Stored data entries:
===

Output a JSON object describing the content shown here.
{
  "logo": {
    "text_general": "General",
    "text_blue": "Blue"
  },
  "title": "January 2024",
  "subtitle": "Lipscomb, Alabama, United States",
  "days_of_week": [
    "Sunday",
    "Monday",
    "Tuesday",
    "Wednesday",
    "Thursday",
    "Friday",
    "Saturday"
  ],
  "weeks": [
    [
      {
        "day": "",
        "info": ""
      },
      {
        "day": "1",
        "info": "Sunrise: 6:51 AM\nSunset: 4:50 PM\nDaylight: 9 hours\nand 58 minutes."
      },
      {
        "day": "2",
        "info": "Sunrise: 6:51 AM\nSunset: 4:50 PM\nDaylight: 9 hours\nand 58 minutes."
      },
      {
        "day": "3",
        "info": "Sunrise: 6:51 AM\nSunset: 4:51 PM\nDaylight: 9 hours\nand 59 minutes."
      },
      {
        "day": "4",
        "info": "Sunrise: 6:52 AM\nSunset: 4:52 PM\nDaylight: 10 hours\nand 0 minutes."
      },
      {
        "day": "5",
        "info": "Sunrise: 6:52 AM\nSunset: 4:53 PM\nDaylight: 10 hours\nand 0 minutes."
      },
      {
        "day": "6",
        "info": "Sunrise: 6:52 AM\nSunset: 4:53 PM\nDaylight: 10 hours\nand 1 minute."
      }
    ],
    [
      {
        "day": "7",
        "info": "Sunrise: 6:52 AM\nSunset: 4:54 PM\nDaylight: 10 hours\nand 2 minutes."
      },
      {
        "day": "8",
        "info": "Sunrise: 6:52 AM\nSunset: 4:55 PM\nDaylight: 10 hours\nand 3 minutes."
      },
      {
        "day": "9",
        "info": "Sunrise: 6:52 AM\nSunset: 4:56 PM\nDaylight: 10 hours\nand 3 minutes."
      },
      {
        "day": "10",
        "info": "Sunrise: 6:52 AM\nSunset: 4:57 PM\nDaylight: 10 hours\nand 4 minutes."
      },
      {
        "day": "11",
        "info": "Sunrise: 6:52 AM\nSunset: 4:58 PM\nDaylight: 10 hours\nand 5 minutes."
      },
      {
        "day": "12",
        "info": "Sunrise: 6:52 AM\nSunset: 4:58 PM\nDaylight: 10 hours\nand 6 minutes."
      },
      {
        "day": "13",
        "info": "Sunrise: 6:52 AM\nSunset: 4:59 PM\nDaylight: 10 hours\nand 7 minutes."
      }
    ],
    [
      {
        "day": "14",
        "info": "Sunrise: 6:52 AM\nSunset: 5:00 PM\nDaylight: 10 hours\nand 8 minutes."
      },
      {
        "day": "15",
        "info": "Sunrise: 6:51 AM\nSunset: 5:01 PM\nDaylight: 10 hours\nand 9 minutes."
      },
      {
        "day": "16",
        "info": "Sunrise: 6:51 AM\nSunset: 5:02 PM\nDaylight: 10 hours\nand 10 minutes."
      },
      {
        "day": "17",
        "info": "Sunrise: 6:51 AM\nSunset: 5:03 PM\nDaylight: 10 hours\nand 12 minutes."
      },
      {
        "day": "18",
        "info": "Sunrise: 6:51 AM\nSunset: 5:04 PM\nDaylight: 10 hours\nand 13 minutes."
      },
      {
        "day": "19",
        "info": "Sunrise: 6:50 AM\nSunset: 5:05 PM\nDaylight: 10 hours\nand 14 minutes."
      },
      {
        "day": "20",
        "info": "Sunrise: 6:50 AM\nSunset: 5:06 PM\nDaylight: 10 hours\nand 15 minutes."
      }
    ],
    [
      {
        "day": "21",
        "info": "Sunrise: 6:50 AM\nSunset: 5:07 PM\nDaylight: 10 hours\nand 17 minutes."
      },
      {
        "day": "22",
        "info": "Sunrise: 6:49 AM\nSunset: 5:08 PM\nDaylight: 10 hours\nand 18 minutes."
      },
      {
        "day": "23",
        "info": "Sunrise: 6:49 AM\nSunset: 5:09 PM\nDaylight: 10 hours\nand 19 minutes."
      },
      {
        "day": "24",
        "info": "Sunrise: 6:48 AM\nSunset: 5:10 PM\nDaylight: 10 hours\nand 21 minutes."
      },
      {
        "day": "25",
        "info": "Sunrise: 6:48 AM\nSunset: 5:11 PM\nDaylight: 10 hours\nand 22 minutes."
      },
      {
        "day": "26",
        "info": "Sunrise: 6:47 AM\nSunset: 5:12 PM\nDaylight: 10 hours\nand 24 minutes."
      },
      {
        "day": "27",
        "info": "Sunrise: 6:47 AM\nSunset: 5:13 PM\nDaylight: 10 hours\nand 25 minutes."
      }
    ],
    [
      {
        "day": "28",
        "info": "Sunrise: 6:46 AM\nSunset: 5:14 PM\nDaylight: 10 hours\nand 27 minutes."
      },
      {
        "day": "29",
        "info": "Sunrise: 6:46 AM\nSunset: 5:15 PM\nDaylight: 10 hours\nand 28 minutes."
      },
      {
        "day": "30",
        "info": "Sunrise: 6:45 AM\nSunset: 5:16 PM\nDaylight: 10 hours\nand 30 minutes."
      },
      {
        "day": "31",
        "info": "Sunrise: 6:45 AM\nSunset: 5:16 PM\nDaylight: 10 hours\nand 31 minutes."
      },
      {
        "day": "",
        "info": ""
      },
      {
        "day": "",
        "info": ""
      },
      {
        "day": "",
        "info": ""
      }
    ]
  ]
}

===

### What you should do
Reproduce the material precisely, including every line.

### Written reply
Output a JSON object describing the content shown here.
{
  "logo": {
    "text_general": "General",
    "text_blue": "Blue"
  },
  "title": "January 2024",
  "subtitle": "Lipscomb, Alabama, United States",
  "days_of_week": [
    "Sunday",
    "Monday",
    "Tuesday",
    "Wednesday",
    "Thursday",
    "Friday",
    "Saturday"
  ],
  "weeks": [
    [
      {
        "day": "",
        "info": ""
      },
      {
        "day": "1",
        "info": "Sunrise: 6:51 AM\nSunset: 4:50 PM\nDaylight: 9 hours\nand 58 minutes."
      },
      {
        "day": "2",
        "info": "Sunrise: 6:51 AM\nSunset: 4:50 PM\nDaylight: 9 hours\nand 58 minutes."
      },
      {
        "day": "3",
        "info": "Sunrise: 6:51 AM\nSunset: 4:51 PM\nDaylight: 9 hours\nand 59 minutes."
      },
      {
        "day": "4",
        "info": "Sunrise: 6:52 AM\nSunset: 4:52 PM\nDaylight: 10 hours\nand 0 minutes."
      },
      {
        "day": "5",
        "info": "Sunrise: 6:52 AM\nSunset: 4:53 PM\nDaylight: 10 hours\nand 0 minutes."
      },
      {
        "day": "6",
        "info": "Sunrise: 6:52 AM\nSunset: 4:53 PM\nDaylight: 10 hours\nand 1 minute."
      }
    ],
    [
      {
        "day": "7",
        "info": "Sunrise: 6:52 AM\nSunset: 4:54 PM\nDaylight: 10 hours\nand 2 minutes."
      },
      {
        "day": "8",
        "info": "Sunrise: 6:52 AM\nSunset: 4:55 PM\nDaylight: 10 hours\nand 3 minutes."
      },
      {
        "day": "9",
        "info": "Sunrise: 6:52 AM\nSunset: 4:56 PM\nDaylight: 10 hours\nand 3 minutes."
      },
      {
        "day": "10",
        "info": "Sunrise: 6:52 AM\nSunset: 4:57 PM\nDaylight: 10 hours\nand 4 minutes."
      },
      {
        "day": "11",
        "info": "Sunrise: 6:52 AM\nSunset: 4:58 PM\nDaylight: 10 hours\nand 5 minutes."
      },
      {
        "day": "12",
        "info": "Sunrise: 6:52 AM\nSunset: 4:58 PM\nDaylight: 10 hours\nand 6 minutes."
      },
      {
        "day": "13",
        "info": "Sunrise: 6:52 AM\nSunset: 4:59 PM\nDaylight: 10 hours\nand 7 minutes."
      }
    ],
    [
      {
        "day": "14",
        "info": "Sunrise: 6:52 AM\nSunset: 5:00 PM\nDaylight: 10 hours\nand 8 minutes."
      },
      {
        "day": "15",
        "info": "Sunrise: 6:51 AM\nSunset: 5:01 PM\nDaylight: 10 hours\nand 9 minutes."
      },
      {
        "day": "16",
        "info": "Sunrise: 6:51 AM\nSunset: 5:02 PM\nDaylight: 10 hours\nand 10 minutes."
      },
      {
        "day": "17",
        "info": "Sunrise: 6:51 AM\nSunset: 5:03 PM\nDaylight: 10 hours\nand 12 minutes."
      },
      {
        "day": "18",
        "info": "Sunrise: 6:51 AM\nSunset: 5:04 PM\nDaylight: 10 hours\nand 13 minutes."
      },
      {
        "day": "19",
        "info": "Sunrise: 6:50 AM\nSunset: 5:05 PM\nDaylight: 10 hours\nand 14 minutes."
      },
      {
        "day": "20",
        "info": "Sunrise: 6:50 AM\nSunset: 5:06 PM\nDaylight: 10 hours\nand 15 minutes."
      }
    ],
    [
      {
        "day": "21",
        "info": "Sunrise: 6:50 AM\nSunset: 5:07 PM\nDaylight: 10 hours\nand 17 minutes."
      },
      {
        "day": "22",
        "info": "Sunrise: 6:49 AM\nSunset: 5:08 PM\nDaylight: 10 hours\nand 18 minutes."
      },
      {
        "day": "23",
        "info": "Sunrise: 6:49 AM\nSunset: 5:09 PM\nDaylight: 10 hours\nand 19 minutes."
      },
      {
        "day": "24",
        "info": "Sunrise: 6:48 AM\nSunset: 5:10 PM\nDaylight: 10 hours\nand 21 minutes."
      },
      {
        "day": "25",
        "info": "Sunrise: 6:48 AM\nSunset: 5:11 PM\nDaylight: 10 hours\nand 22 minutes."
      },
      {
        "day": "26",
        "info": "Sunrise: 6:47 AM\nSunset: 5:12 PM\nDaylight: 10 hours\nand 24 minutes."
      },
      {
        "day": "27",
        "info": "Sunrise: 6:47 AM\nSunset: 5:13 PM\nDaylight: 10 hours\nand 25 minutes."
      }
    ],
    [
      {
        "day": "28",
        "info": "Sunrise: 6:46 AM\nSunset: 5:14 PM\nDaylight: 10 hours\nand 27 minutes."
      },
      {
        "day": "29",
        "info": "Sunrise: 6:46 AM\nSunset: 5:15 PM\nDaylight: 10 hours\nand 28 minutes."
      },
      {
        "day": "30",
        "info": "Sunrise: 6:45 AM\nSunset: 5:16 PM\nDaylight: 10 hours\nand 30 minutes."
      },
      {
        "day": "31",
        "info": "Sunrise: 6:45 AM\nSunset: 5:16 PM\nDaylight: 10 hours\nand 31 minutes."
      },
      {
        "day": "",
        "info": ""
      },
      {
        "day": "",
        "info": ""
      },
      {
        "day": "",
        "info": ""
      }
    ]
  ]
}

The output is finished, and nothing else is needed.